DIRECTIVE:
The records below need retyping in full; give them again exactly.

[Dataset entries]
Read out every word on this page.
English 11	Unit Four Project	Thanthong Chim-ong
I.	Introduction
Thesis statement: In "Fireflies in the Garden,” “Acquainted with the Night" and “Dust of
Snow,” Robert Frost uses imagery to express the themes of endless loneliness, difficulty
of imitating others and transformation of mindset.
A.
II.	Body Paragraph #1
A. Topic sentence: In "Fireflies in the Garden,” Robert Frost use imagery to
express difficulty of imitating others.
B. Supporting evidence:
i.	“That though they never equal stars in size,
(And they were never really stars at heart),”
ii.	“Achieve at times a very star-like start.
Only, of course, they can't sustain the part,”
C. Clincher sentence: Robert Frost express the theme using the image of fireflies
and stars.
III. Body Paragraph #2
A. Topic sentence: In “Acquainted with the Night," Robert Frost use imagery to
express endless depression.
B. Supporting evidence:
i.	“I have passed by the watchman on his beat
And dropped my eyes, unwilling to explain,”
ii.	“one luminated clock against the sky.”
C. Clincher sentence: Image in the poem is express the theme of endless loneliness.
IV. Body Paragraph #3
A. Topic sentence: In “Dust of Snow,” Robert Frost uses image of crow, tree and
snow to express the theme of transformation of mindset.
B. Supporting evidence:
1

SOLUTION TO THIS PROBLEM:
Read out every word on this page.
English 11	Unit Four Project	Thanthong Chim-ong
I.	Introduction
Thesis statement: In "Fireflies in the Garden,” “Acquainted with the Night" and “Dust of
Snow,” Robert Frost uses imagery to express the themes of endless loneliness, difficulty
of imitating others and transformation of mindset.
A.
II.	Body Paragraph #1
A. Topic sentence: In "Fireflies in the Garden,” Robert Frost use imagery to
express difficulty of imitating others.
B. Supporting evidence:
i.	“That though they never equal stars in size,
(And they were never really stars at heart),”
ii.	“Achieve at times a very star-like start.
Only, of course, they can't sustain the part,”
C. Clincher sentence: Robert Frost express the theme using the image of fireflies
and stars.
III. Body Paragraph #2
A. Topic sentence: In “Acquainted with the Night," Robert Frost use imagery to
express endless depression.
B. Supporting evidence:
i.	“I have passed by the watchman on his beat
And dropped my eyes, unwilling to explain,”
ii.	“one luminated clock against the sky.”
C. Clincher sentence: Image in the poem is express the theme of endless loneliness.
IV. Body Paragraph #3
A. Topic sentence: In “Dust of Snow,” Robert Frost uses image of crow, tree and
snow to express the theme of transformation of mindset.
B. Supporting evidence:
1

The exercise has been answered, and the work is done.